# Problems:
**A.** Reproduce the passage on Father Hecker word for word from "A community of" to "accused of disobedience.".
**B.** Write the next part of the passage on Father Hecker and the Paulist Fathers, picking up after its final sentence.

# Document passage:

Father Hecker's work has been likened to Cardinal Newman's, by the cardinal himself—"I have ever felt", Newman wrote to Father Hewit on the occasion of Father Hecker's death, "that there was a sort of unity in our lives, that we had both begun a work of the same kind, he in America and I in England".
 
 

Isaac Thomas Hecker
  In spite of some obvious differences in the character of the two men and of their work, the comparison is justifiable. Newman, better than anyone else, it has been said, made Catholic dogmas and practices acceptable to the English mind, which had long been estranged from Catholicity on the pretence that the Church was a foreign institution. Hecker, a man of and from the people, strove unceasingly to recommend the Catholic Faith to the democratic American people, who had been reared in hostility to the Church on the pretence that she was foreign and anti-democratic. He was an ardent American, in love with American institutions, but he was likewise absolutely and uncompromisingly Catholic. He won the respect and confidence of his non-Catholic countrymen to a surprising extent, while at the same time eliciting repeated letters of approval from the highest authorities of the Church at Rome. The regrettable controversy on "Americanism", in which Father Hecker's name was mentioned, is discussed elsewhere in this boo. It suffices to say here that, on the occasion of the issue, by Leo XIII, of the Brief "Testem Benevolentiæ", the hierarchy in the United States all but unanimously gave spontaneous testimony that Father Hecker had never countenanced any deviation form, or minimizing of, Catholic doctrines. And it is quite generally recognized by American Catholics that among the notable champions of the Holy See in the nineteenth century none was more loyal, none spent himself more generously, than Father Hecker, in upholding its dignity and extending its sway.

Catholic Encyclopedia
 
 
 
Missionary Society of St. Paul the Apostle
 

Otherwise known as the "Paulist Fathers"

A community of priests for giving missions and doing other Apostolic works, especially for making converts to the Catholic faith. It was founded in Rome and in New York, in 1858, by Father Isaac Thomas Hecker, with whom were associated Augustine F. Hewit, George Deshon, Francis A. Baker, and Clarence A. Walworth. All of these had been members of the Congregation of the Most Holy Redeemer, and owing to certain misunderstandings had been suspected of disloyalty to their order and accused of disobedience.

# Dataset excerpt:
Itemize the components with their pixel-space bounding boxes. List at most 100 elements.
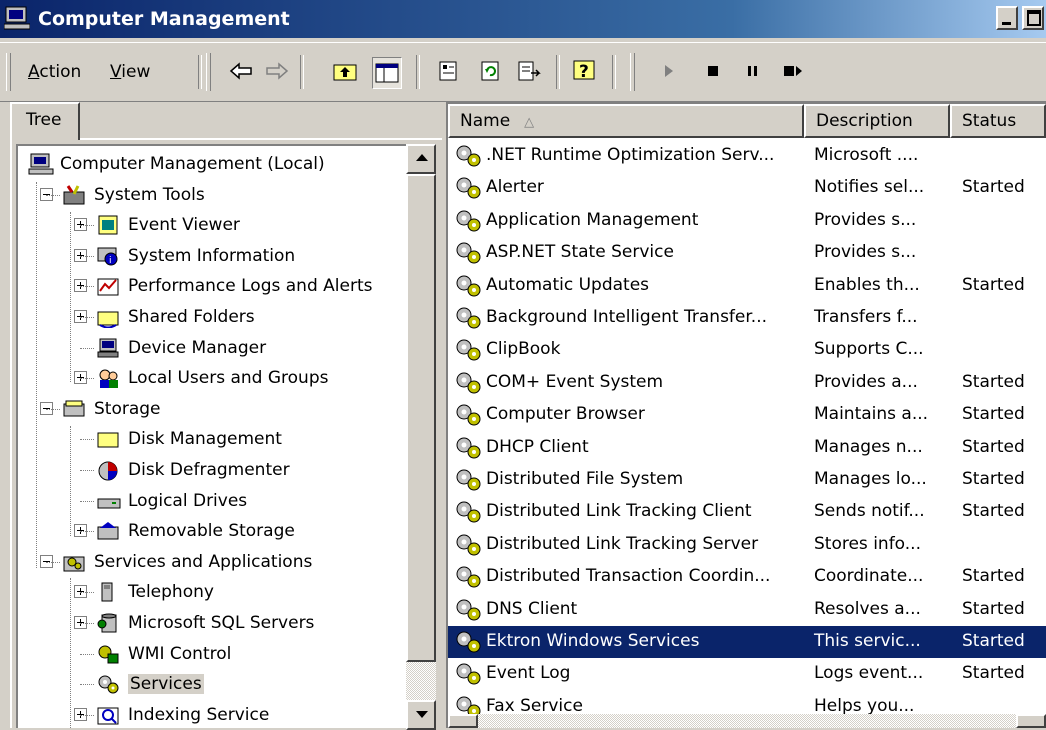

# Answers to the problems:
**A.**
A community of priests for giving missions and doing other Apostolic works, especially for making converts to the Catholic faith. It was founded in Rome and in New York, in 1858, by Father Isaac Thomas Hecker, with whom were associated Augustine F. Hewit, George Deshon, Francis A. Baker, and Clarence A. Walworth. All of these had been members of the Congregation of the Most Holy Redeemer, and owing to certain misunderstandings had been suspected of disloyalty to their order and accused of disobedience.

**B.**
 
In order to set matters right and to explain their case to the superior general, Father Hecker went to Rome, and on 29 August, 1857, three days after his arrival, was expelled from the Redemptorists. This action was appealed to the Holy See and was not approved. Father Hecker and the above named priests were then at their own request dispensed from their vows, and proceeded to form the new community. Hecker received letters from Propaganda, strongly recommending him and his associated to the bishops of the United States. This is the official origin of the Paulists.

But long before this, however, the Holy Spirit gave Father Hecker distinct and unmistakable intimations — to use his own words — that he was "set apart to undertake in some leading and conspicuous way the conversion of this country". He adds that he "made an explicit statement of these supernatural visitations to various persons, singly and in common, always under compulsion of obedience or necessity". These advisers included Cardinal Barnabo, the Prefect of Propaganda at this time, and several of the most approved directors of souls in Rome. They unanimously decided that he acted wisely in following his interior supernatural guidance.

During the summer of 1858 a practical beginning of their apostolate was made by the Paulists in New York, to which diocese they were made heartily welcome by Archbishop John Hughes. He gave them a parish in what was then a suburb and is now the heart of the city.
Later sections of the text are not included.